Figure collection entries:
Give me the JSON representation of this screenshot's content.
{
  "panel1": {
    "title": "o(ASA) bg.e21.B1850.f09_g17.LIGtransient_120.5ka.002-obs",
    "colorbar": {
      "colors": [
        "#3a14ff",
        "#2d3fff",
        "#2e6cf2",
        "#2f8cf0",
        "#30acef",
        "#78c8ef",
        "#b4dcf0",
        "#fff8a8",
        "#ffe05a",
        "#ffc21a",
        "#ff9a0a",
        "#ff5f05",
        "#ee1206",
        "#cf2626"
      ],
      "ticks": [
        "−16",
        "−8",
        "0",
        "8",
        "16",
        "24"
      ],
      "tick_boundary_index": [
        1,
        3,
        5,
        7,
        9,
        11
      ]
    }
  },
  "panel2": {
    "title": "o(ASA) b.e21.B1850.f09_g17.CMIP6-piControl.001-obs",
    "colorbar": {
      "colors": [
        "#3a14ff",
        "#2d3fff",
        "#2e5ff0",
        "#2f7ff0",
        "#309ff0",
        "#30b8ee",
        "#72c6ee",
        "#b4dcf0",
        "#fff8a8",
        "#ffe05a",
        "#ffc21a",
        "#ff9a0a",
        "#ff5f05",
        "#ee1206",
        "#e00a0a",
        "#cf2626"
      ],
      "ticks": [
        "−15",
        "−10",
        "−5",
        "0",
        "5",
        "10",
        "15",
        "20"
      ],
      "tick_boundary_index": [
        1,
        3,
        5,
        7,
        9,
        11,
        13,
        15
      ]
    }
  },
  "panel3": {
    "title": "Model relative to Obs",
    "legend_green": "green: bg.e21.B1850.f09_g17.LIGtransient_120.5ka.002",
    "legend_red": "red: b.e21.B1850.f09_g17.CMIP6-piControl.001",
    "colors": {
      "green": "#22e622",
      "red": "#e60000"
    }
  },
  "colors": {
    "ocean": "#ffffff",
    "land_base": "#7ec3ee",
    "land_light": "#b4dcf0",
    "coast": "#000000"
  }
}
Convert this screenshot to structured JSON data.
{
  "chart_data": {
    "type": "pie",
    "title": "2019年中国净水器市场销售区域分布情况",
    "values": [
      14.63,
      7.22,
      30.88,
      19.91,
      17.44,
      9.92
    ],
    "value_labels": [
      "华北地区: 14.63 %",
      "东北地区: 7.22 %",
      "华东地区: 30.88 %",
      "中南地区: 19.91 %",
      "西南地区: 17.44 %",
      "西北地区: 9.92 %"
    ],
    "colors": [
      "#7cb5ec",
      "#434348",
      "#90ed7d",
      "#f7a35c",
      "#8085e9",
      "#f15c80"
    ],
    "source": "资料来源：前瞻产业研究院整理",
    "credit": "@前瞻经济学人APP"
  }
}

--

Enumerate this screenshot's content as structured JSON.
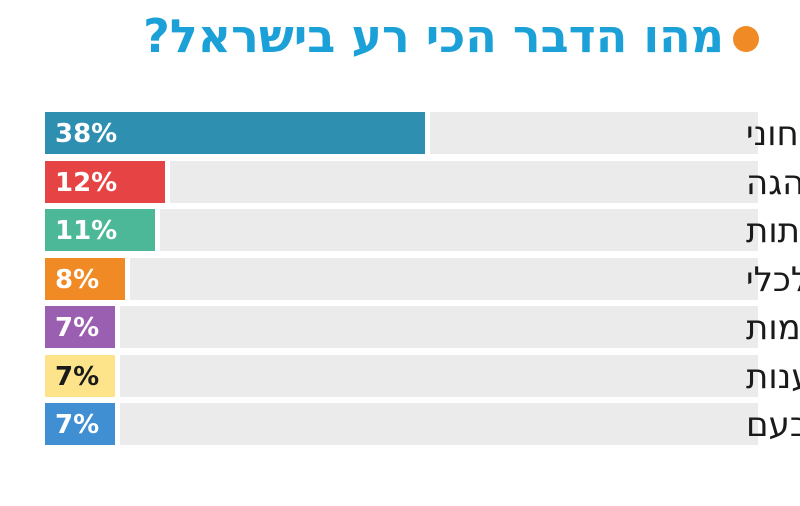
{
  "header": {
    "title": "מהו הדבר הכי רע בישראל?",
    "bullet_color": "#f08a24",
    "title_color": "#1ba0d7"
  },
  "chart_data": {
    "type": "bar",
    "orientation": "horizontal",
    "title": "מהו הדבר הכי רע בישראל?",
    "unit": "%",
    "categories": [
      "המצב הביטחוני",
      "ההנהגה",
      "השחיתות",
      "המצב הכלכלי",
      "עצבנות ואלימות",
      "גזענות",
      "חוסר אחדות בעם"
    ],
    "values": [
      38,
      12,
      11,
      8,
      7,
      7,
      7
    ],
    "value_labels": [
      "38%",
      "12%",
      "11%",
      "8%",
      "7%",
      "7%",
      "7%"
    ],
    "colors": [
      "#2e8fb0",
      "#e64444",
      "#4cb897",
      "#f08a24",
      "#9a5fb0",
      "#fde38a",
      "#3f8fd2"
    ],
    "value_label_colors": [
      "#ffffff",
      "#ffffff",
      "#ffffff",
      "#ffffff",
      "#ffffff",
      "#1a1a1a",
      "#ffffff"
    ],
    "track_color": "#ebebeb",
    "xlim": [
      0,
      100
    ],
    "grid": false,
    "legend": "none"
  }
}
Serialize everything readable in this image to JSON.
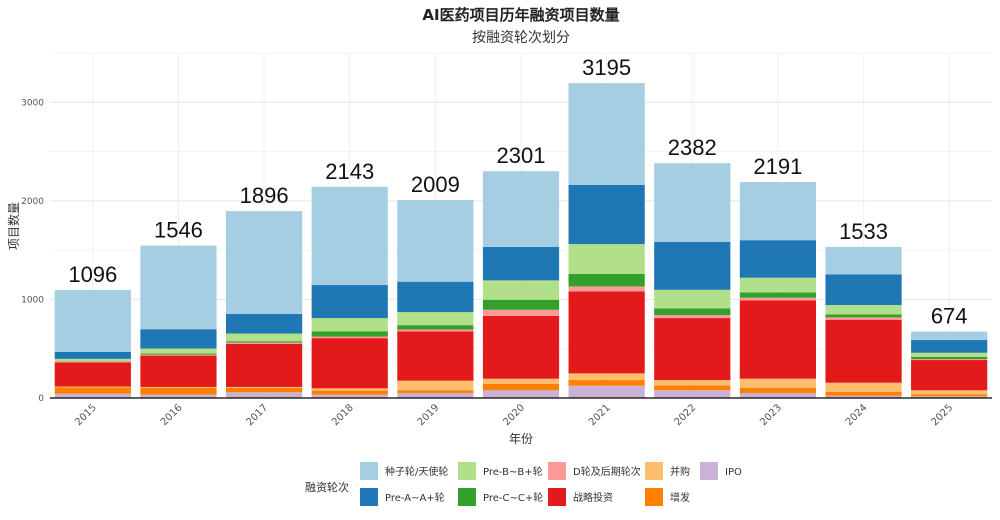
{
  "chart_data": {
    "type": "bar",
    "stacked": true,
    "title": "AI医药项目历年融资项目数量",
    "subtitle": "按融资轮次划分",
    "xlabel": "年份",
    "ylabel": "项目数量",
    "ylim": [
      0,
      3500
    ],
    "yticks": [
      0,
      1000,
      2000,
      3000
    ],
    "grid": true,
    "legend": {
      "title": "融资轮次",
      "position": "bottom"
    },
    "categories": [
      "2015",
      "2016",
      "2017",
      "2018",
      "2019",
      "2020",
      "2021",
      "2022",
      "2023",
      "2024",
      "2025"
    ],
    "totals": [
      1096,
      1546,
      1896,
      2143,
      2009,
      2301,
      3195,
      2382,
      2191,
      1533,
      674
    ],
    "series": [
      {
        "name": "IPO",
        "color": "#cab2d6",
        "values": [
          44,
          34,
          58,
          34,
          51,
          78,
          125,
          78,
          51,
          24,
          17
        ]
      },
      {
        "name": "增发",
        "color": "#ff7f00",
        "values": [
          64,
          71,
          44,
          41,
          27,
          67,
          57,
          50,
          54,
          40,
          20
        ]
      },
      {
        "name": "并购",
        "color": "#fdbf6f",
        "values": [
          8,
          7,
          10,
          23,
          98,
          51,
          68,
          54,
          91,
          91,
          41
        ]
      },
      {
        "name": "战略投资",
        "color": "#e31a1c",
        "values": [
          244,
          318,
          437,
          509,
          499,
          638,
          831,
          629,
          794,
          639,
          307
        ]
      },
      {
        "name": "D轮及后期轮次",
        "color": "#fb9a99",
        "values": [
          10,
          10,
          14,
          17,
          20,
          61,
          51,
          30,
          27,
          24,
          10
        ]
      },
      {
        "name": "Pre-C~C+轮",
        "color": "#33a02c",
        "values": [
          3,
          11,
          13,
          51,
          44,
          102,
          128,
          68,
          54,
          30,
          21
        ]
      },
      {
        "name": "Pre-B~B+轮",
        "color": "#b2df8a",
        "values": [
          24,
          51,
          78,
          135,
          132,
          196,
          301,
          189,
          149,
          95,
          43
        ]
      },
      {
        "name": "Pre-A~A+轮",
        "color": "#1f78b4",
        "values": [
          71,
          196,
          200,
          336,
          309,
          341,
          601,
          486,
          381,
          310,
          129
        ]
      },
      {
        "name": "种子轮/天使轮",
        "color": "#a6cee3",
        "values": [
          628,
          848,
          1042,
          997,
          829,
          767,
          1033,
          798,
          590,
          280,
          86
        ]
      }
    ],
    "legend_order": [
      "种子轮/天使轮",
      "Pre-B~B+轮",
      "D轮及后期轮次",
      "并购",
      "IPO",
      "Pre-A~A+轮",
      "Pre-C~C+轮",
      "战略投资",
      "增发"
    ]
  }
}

• _Problem description_: List every line above that holds the word "green".

• _Expected answer_:
    "legend_green": "green: bg.e21.B1850.f09_g17.LIGtransient_120.5ka.002",
      "green": "#22e622",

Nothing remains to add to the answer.